Description of the task: In the data that follows, count the lines in which the word "title" occurs, and report that figure alone.
_ _ _
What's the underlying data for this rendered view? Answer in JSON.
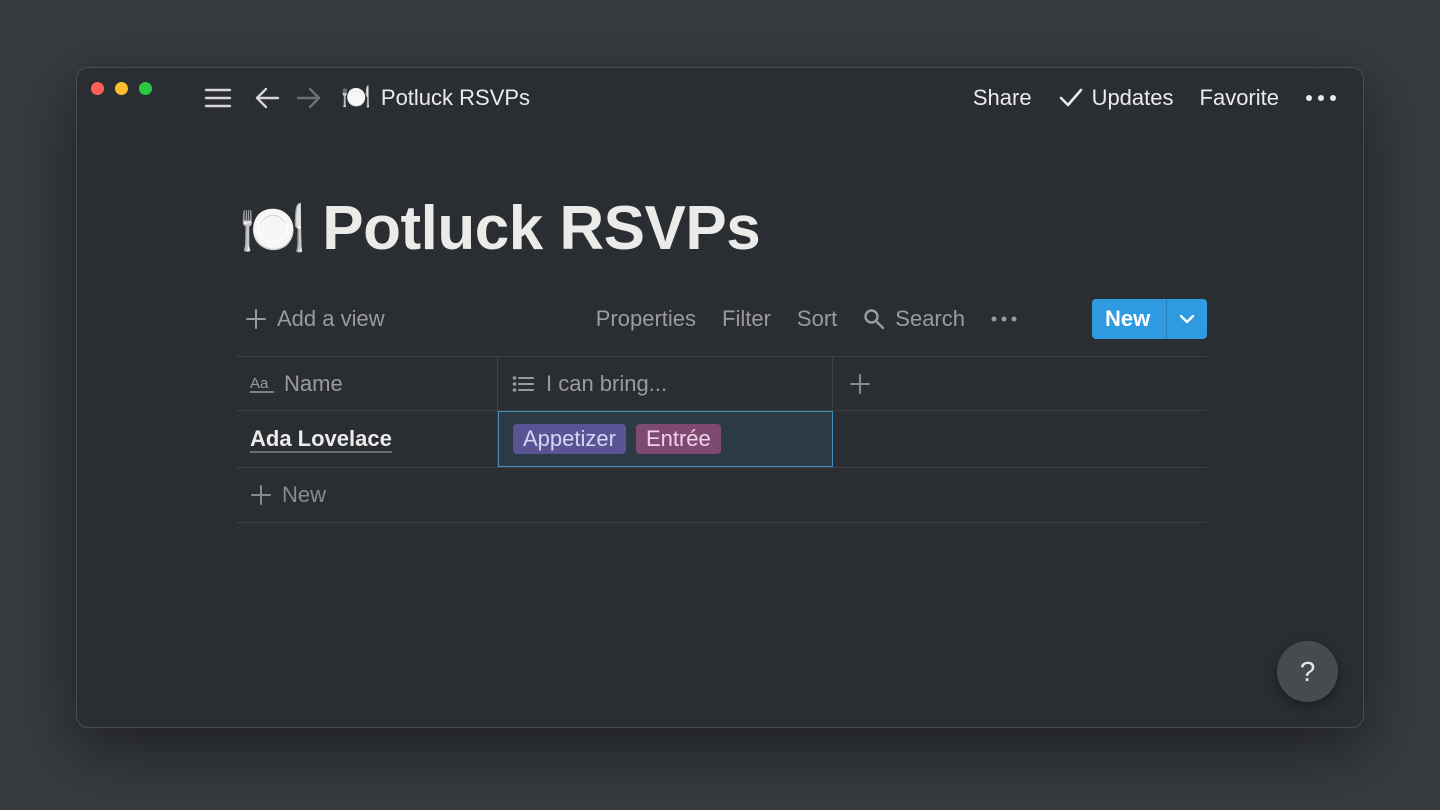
{
  "window": {
    "breadcrumb": {
      "emoji": "🍽️",
      "title": "Potluck RSVPs"
    },
    "topbar": {
      "share": "Share",
      "updates": "Updates",
      "favorite": "Favorite"
    }
  },
  "page": {
    "emoji": "🍽️",
    "title": "Potluck RSVPs"
  },
  "toolbar": {
    "add_view": "Add a view",
    "properties": "Properties",
    "filter": "Filter",
    "sort": "Sort",
    "search": "Search",
    "new": "New"
  },
  "table": {
    "columns": [
      {
        "label": "Name",
        "icon": "text-type-icon"
      },
      {
        "label": "I can bring...",
        "icon": "list-icon"
      }
    ],
    "rows": [
      {
        "name": "Ada Lovelace",
        "tags": [
          {
            "label": "Appetizer",
            "color": "#5a5495"
          },
          {
            "label": "Entrée",
            "color": "#7e4a72"
          }
        ]
      }
    ],
    "new_row": "New"
  },
  "help": "?",
  "colors": {
    "accent": "#2e9be0",
    "background": "#2a2d31"
  }
}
_ _ _
Answer to the task: 2